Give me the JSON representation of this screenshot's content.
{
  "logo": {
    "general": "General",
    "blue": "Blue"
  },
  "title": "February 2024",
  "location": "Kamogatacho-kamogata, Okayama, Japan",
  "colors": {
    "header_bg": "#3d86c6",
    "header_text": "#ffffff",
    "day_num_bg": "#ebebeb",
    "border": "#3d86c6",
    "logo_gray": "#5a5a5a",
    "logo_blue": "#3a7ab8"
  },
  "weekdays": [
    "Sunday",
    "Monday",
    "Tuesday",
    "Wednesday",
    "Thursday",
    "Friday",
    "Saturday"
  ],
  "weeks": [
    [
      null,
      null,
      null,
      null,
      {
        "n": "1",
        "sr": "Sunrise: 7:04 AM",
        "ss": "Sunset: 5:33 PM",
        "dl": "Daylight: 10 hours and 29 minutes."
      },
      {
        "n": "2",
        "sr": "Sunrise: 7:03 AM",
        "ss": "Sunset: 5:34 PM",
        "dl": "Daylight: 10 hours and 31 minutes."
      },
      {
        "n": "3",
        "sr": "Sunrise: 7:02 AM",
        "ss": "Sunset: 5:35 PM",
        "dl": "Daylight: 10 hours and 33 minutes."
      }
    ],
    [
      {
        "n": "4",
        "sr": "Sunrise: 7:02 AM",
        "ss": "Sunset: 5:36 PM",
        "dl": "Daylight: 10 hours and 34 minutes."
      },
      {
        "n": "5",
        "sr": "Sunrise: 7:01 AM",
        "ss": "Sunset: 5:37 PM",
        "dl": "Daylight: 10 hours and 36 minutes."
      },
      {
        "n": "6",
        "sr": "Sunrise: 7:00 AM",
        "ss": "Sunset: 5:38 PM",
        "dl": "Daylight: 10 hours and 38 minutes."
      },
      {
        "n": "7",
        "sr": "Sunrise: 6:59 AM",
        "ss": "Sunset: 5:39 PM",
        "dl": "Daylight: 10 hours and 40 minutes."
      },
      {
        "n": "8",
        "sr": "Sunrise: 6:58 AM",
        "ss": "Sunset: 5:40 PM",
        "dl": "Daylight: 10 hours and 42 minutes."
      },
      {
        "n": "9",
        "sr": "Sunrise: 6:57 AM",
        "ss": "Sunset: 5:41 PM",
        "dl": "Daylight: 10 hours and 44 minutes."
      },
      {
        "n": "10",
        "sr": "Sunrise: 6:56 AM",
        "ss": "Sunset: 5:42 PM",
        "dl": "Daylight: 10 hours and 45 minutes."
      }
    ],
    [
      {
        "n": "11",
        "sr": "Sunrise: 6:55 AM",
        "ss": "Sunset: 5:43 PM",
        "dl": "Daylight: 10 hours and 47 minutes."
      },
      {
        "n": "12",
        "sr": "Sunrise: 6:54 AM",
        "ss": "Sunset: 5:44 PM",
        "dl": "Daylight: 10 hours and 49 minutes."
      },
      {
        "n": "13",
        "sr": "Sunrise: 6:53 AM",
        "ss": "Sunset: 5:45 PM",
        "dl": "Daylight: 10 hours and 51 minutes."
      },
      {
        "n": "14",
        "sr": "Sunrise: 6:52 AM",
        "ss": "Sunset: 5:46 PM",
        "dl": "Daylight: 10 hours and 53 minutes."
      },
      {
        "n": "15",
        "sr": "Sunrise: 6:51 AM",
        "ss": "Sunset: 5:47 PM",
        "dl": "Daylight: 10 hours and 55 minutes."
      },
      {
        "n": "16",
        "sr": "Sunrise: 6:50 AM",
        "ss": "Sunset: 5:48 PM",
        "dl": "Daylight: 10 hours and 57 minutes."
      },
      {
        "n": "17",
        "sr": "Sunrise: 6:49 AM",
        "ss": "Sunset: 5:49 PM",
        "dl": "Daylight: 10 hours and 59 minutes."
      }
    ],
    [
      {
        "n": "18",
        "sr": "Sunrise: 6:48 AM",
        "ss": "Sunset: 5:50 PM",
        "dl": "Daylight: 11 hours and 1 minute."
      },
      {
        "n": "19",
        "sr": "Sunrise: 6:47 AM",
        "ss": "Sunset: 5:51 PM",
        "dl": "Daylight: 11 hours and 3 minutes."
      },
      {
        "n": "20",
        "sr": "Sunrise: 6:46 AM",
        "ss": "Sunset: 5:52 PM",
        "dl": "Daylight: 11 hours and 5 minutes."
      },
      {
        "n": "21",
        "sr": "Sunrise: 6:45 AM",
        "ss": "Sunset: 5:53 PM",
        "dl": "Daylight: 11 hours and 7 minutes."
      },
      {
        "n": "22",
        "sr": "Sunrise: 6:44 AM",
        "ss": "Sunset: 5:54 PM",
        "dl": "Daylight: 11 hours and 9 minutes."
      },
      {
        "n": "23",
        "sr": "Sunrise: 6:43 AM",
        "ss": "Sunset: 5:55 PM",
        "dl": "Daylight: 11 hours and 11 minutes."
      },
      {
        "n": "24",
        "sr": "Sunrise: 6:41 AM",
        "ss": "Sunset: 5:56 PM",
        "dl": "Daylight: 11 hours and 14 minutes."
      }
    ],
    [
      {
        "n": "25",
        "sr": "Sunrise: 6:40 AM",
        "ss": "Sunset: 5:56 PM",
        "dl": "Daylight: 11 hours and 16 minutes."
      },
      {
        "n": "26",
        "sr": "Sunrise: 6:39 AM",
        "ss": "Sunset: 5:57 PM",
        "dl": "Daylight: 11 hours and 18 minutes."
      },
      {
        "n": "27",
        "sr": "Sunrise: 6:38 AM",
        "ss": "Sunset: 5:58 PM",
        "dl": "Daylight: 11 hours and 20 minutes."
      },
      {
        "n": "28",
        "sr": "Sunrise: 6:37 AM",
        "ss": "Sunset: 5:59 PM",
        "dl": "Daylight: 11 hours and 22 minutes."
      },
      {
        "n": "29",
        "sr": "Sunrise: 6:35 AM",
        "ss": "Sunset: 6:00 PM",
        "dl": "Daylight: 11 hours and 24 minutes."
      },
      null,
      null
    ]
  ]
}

────────

■ **PROBLEM**
Reproduce the material above without altering a single character.

■ **RESULT**
Give me the JSON representation of this screenshot's content.
{
  "logo": {
    "general": "General",
    "blue": "Blue"
  },
  "title": "February 2024",
  "location": "Kamogatacho-kamogata, Okayama, Japan",
  "colors": {
    "header_bg": "#3d86c6",
    "header_text": "#ffffff",
    "day_num_bg": "#ebebeb",
    "border": "#3d86c6",
    "logo_gray": "#5a5a5a",
    "logo_blue": "#3a7ab8"
  },
  "weekdays": [
    "Sunday",
    "Monday",
    "Tuesday",
    "Wednesday",
    "Thursday",
    "Friday",
    "Saturday"
  ],
  "weeks": [
    [
      null,
      null,
      null,
      null,
      {
        "n": "1",
        "sr": "Sunrise: 7:04 AM",
        "ss": "Sunset: 5:33 PM",
        "dl": "Daylight: 10 hours and 29 minutes."
      },
      {
        "n": "2",
        "sr": "Sunrise: 7:03 AM",
        "ss": "Sunset: 5:34 PM",
        "dl": "Daylight: 10 hours and 31 minutes."
      },
      {
        "n": "3",
        "sr": "Sunrise: 7:02 AM",
        "ss": "Sunset: 5:35 PM",
        "dl": "Daylight: 10 hours and 33 minutes."
      }
    ],
    [
      {
        "n": "4",
        "sr": "Sunrise: 7:02 AM",
        "ss": "Sunset: 5:36 PM",
        "dl": "Daylight: 10 hours and 34 minutes."
      },
      {
        "n": "5",
        "sr": "Sunrise: 7:01 AM",
        "ss": "Sunset: 5:37 PM",
        "dl": "Daylight: 10 hours and 36 minutes."
      },
      {
        "n": "6",
        "sr": "Sunrise: 7:00 AM",
        "ss": "Sunset: 5:38 PM",
        "dl": "Daylight: 10 hours and 38 minutes."
      },
      {
        "n": "7",
        "sr": "Sunrise: 6:59 AM",
        "ss": "Sunset: 5:39 PM",
        "dl": "Daylight: 10 hours and 40 minutes."
      },
      {
        "n": "8",
        "sr": "Sunrise: 6:58 AM",
        "ss": "Sunset: 5:40 PM",
        "dl": "Daylight: 10 hours and 42 minutes."
      },
      {
        "n": "9",
        "sr": "Sunrise: 6:57 AM",
        "ss": "Sunset: 5:41 PM",
        "dl": "Daylight: 10 hours and 44 minutes."
      },
      {
        "n": "10",
        "sr": "Sunrise: 6:56 AM",
        "ss": "Sunset: 5:42 PM",
        "dl": "Daylight: 10 hours and 45 minutes."
      }
    ],
    [
      {
        "n": "11",
        "sr": "Sunrise: 6:55 AM",
        "ss": "Sunset: 5:43 PM",
        "dl": "Daylight: 10 hours and 47 minutes."
      },
      {
        "n": "12",
        "sr": "Sunrise: 6:54 AM",
        "ss": "Sunset: 5:44 PM",
        "dl": "Daylight: 10 hours and 49 minutes."
      },
      {
        "n": "13",
        "sr": "Sunrise: 6:53 AM",
        "ss": "Sunset: 5:45 PM",
        "dl": "Daylight: 10 hours and 51 minutes."
      },
      {
        "n": "14",
        "sr": "Sunrise: 6:52 AM",
        "ss": "Sunset: 5:46 PM",
        "dl": "Daylight: 10 hours and 53 minutes."
      },
      {
        "n": "15",
        "sr": "Sunrise: 6:51 AM",
        "ss": "Sunset: 5:47 PM",
        "dl": "Daylight: 10 hours and 55 minutes."
      },
      {
        "n": "16",
        "sr": "Sunrise: 6:50 AM",
        "ss": "Sunset: 5:48 PM",
        "dl": "Daylight: 10 hours and 57 minutes."
      },
      {
        "n": "17",
        "sr": "Sunrise: 6:49 AM",
        "ss": "Sunset: 5:49 PM",
        "dl": "Daylight: 10 hours and 59 minutes."
      }
    ],
    [
      {
        "n": "18",
        "sr": "Sunrise: 6:48 AM",
        "ss": "Sunset: 5:50 PM",
        "dl": "Daylight: 11 hours and 1 minute."
      },
      {
        "n": "19",
        "sr": "Sunrise: 6:47 AM",
        "ss": "Sunset: 5:51 PM",
        "dl": "Daylight: 11 hours and 3 minutes."
      },
      {
        "n": "20",
        "sr": "Sunrise: 6:46 AM",
        "ss": "Sunset: 5:52 PM",
        "dl": "Daylight: 11 hours and 5 minutes."
      },
      {
        "n": "21",
        "sr": "Sunrise: 6:45 AM",
        "ss": "Sunset: 5:53 PM",
        "dl": "Daylight: 11 hours and 7 minutes."
      },
      {
        "n": "22",
        "sr": "Sunrise: 6:44 AM",
        "ss": "Sunset: 5:54 PM",
        "dl": "Daylight: 11 hours and 9 minutes."
      },
      {
        "n": "23",
        "sr": "Sunrise: 6:43 AM",
        "ss": "Sunset: 5:55 PM",
        "dl": "Daylight: 11 hours and 11 minutes."
      },
      {
        "n": "24",
        "sr": "Sunrise: 6:41 AM",
        "ss": "Sunset: 5:56 PM",
        "dl": "Daylight: 11 hours and 14 minutes."
      }
    ],
    [
      {
        "n": "25",
        "sr": "Sunrise: 6:40 AM",
        "ss": "Sunset: 5:56 PM",
        "dl": "Daylight: 11 hours and 16 minutes."
      },
      {
        "n": "26",
        "sr": "Sunrise: 6:39 AM",
        "ss": "Sunset: 5:57 PM",
        "dl": "Daylight: 11 hours and 18 minutes."
      },
      {
        "n": "27",
        "sr": "Sunrise: 6:38 AM",
        "ss": "Sunset: 5:58 PM",
        "dl": "Daylight: 11 hours and 20 minutes."
      },
      {
        "n": "28",
        "sr": "Sunrise: 6:37 AM",
        "ss": "Sunset: 5:59 PM",
        "dl": "Daylight: 11 hours and 22 minutes."
      },
      {
        "n": "29",
        "sr": "Sunrise: 6:35 AM",
        "ss": "Sunset: 6:00 PM",
        "dl": "Daylight: 11 hours and 24 minutes."
      },
      null,
      null
    ]
  ]
}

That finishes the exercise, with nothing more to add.